_Given instruction_. Print all of the entries exactly, minus the pictures.

_Records supplied_.

☆ ☆ ☆ ☆ ☆

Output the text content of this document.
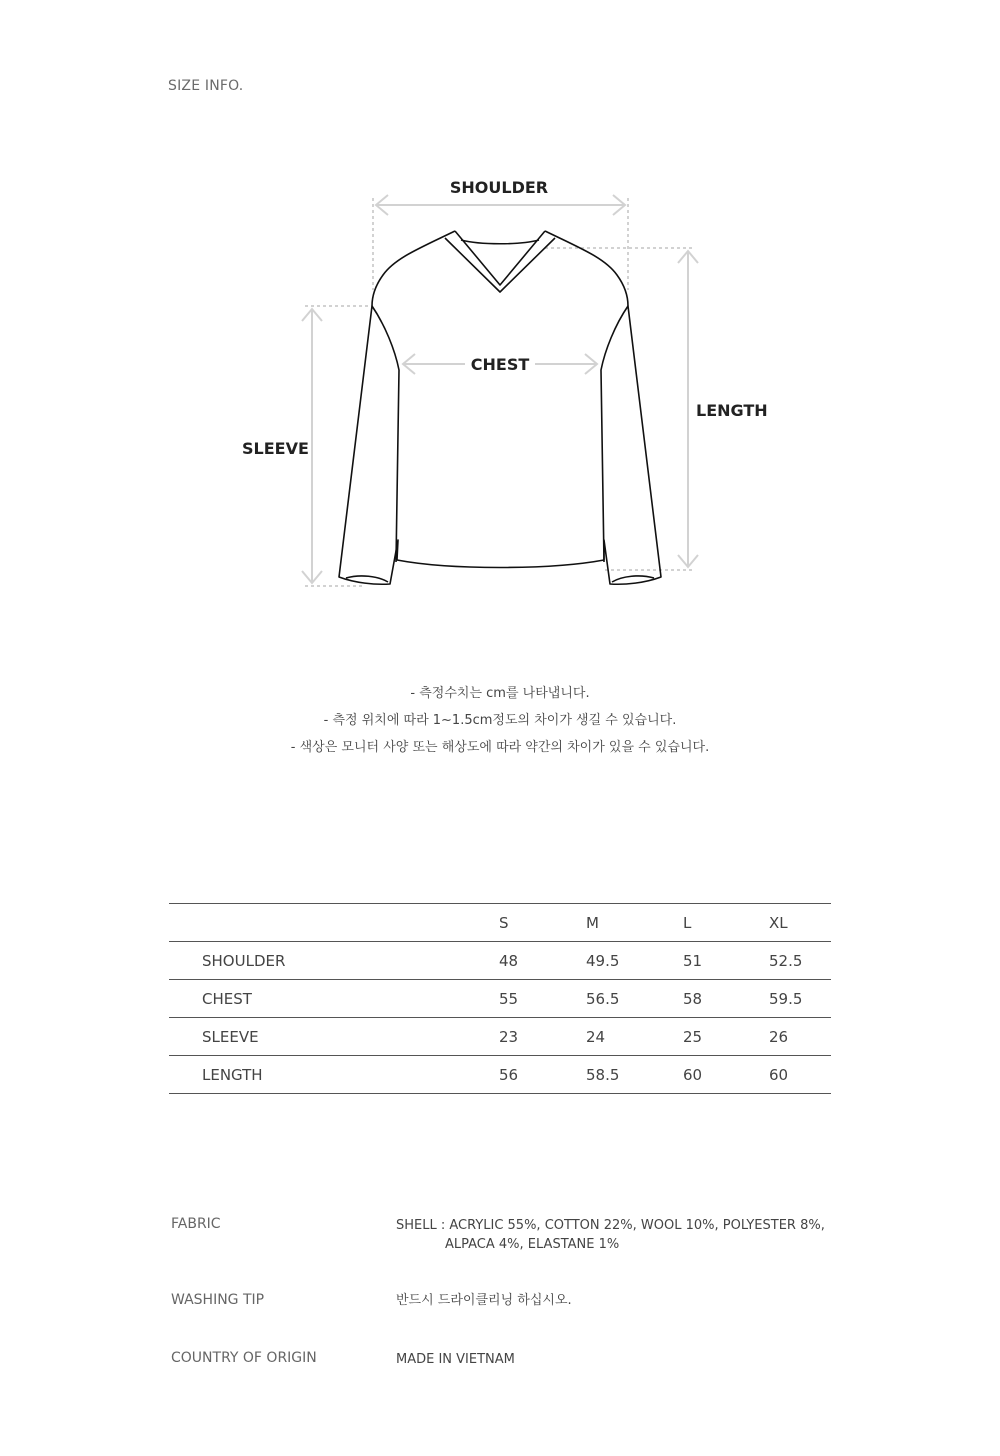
SIZE INFO.
SHOULDER
CHEST
LENGTH
SLEEVE
- 측정수치는 cm를 나타냅니다.
- 측정 위치에 따라 1~1.5cm정도의 차이가 생길 수 있습니다.
- 색상은 모니터 사양 또는 해상도에 따라 약간의 차이가 있을 수 있습니다.
	S	M	L	XL
SHOULDER	48	49.5	51	52.5
CHEST	55	56.5	58	59.5
SLEEVE	23	24	25	26
LENGTH	56	58.5	60	60
FABRIC	SHELL : ACRYLIC 55%, COTTON 22%, WOOL 10%, POLYESTER 8%,
ALPACA 4%, ELASTANE 1%
WASHING TIP	반드시 드라이클리닝 하십시오.
COUNTRY OF ORIGIN	MADE IN VIETNAM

☆ ☆ ☆ ☆ ☆

_Written reply_.
Output the text content of this document.
SIZE INFO.
SHOULDER
CHEST
LENGTH
SLEEVE
- 측정수치는 cm를 나타냅니다.
- 측정 위치에 따라 1~1.5cm정도의 차이가 생길 수 있습니다.
- 색상은 모니터 사양 또는 해상도에 따라 약간의 차이가 있을 수 있습니다.
	S	M	L	XL
SHOULDER	48	49.5	51	52.5
CHEST	55	56.5	58	59.5
SLEEVE	23	24	25	26
LENGTH	56	58.5	60	60
FABRIC	SHELL : ACRYLIC 55%, COTTON 22%, WOOL 10%, POLYESTER 8%,
ALPACA 4%, ELASTANE 1%
WASHING TIP	반드시 드라이클리닝 하십시오.
COUNTRY OF ORIGIN	MADE IN VIETNAM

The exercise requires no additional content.